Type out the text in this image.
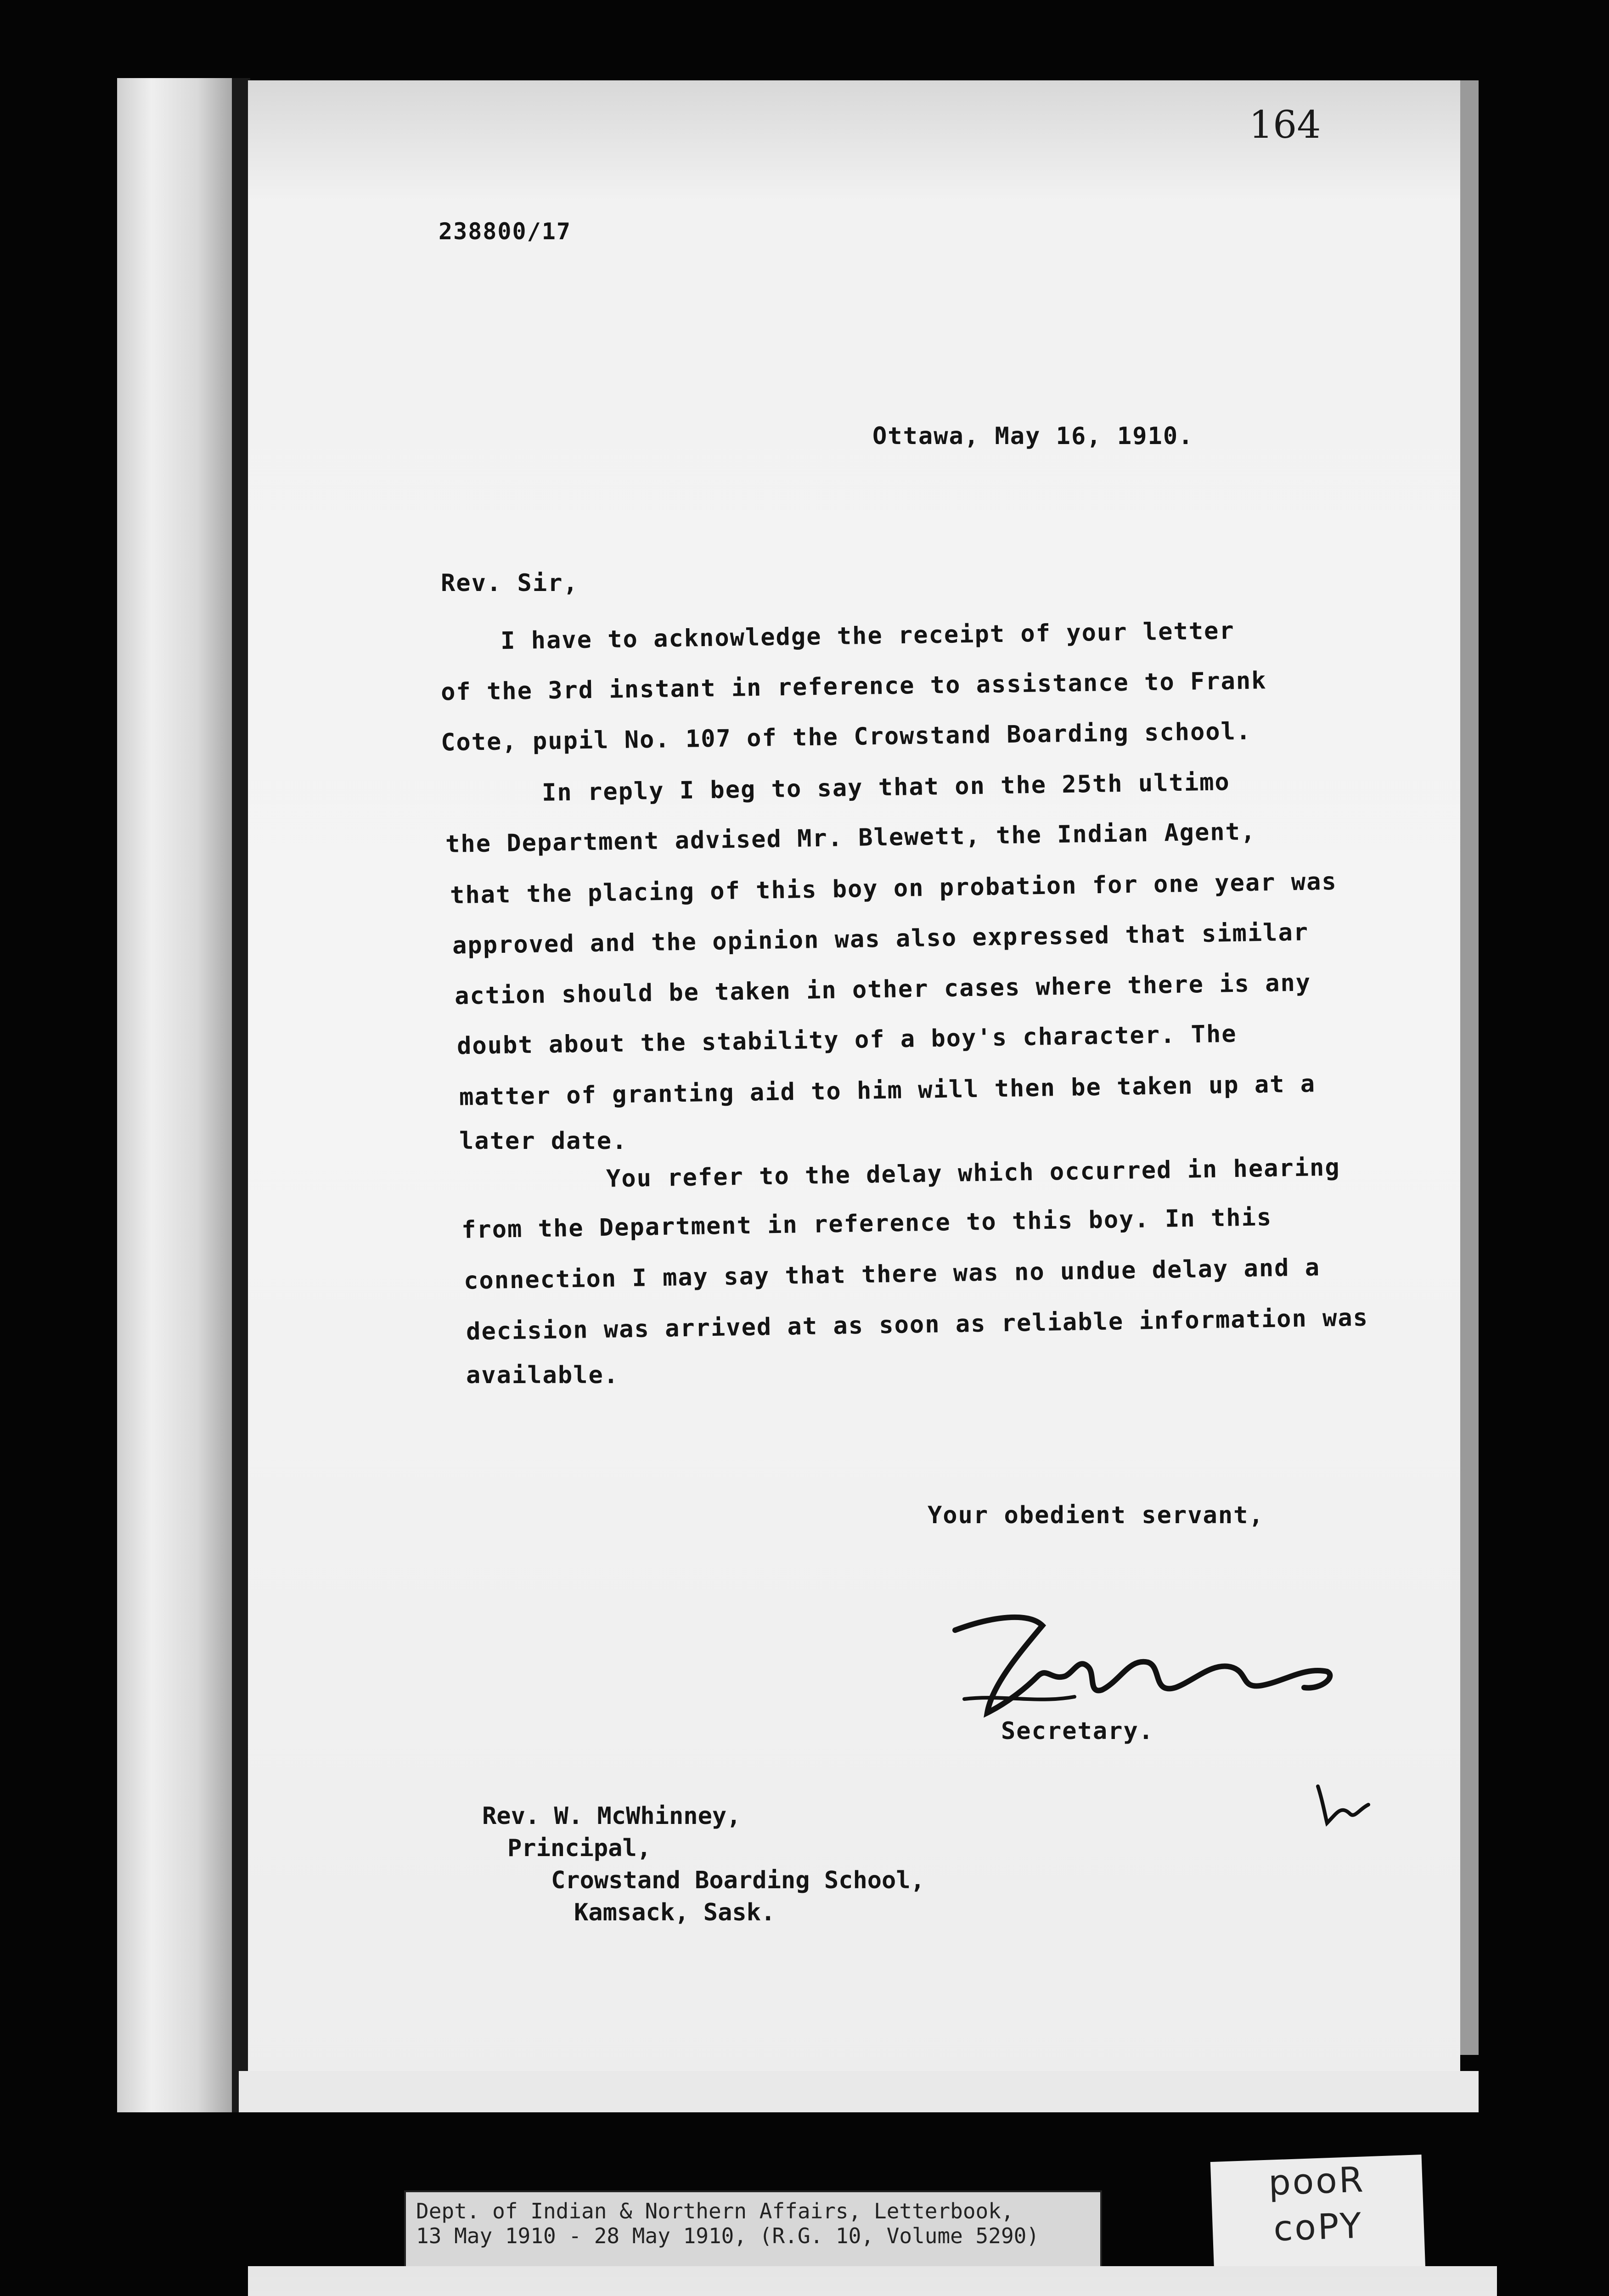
164
238800/17
Ottawa, May 16, 1910.
Rev. Sir,
I have to acknowledge the receipt of your letter
of the 3rd instant in reference to assistance to Frank
Cote, pupil No. 107 of the Crowstand Boarding school.
In reply I beg to say that on the 25th ultimo
the Department advised Mr. Blewett, the Indian Agent,
that the placing of this boy on probation for one year was
approved and the opinion was also expressed that similar
action should be taken in other cases where there is any
doubt about the stability of a boy's character. The
matter of granting aid to him will then be taken up at a
later date.
You refer to the delay which occurred in hearing
from the Department in reference to this boy. In this
connection I may say that there was no undue delay and a
decision was arrived at as soon as reliable information was
available.
Your obedient servant,
Secretary.
Rev. W. McWhinney,
Principal,
Crowstand Boarding School,
Kamsack, Sask.
Dept. of Indian & Northern Affairs, Letterbook,
13 May 1910 - 28 May 1910, (R.G. 10, Volume 5290)
pooR
coPY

- - - - - - -

TASK INSTRUCTIONS — Copy every line in the entries above that has the string "delay" in it.

COMPLETED EXERCISE —
You refer to the delay which occurred in hearing
connection I may say that there was no undue delay and a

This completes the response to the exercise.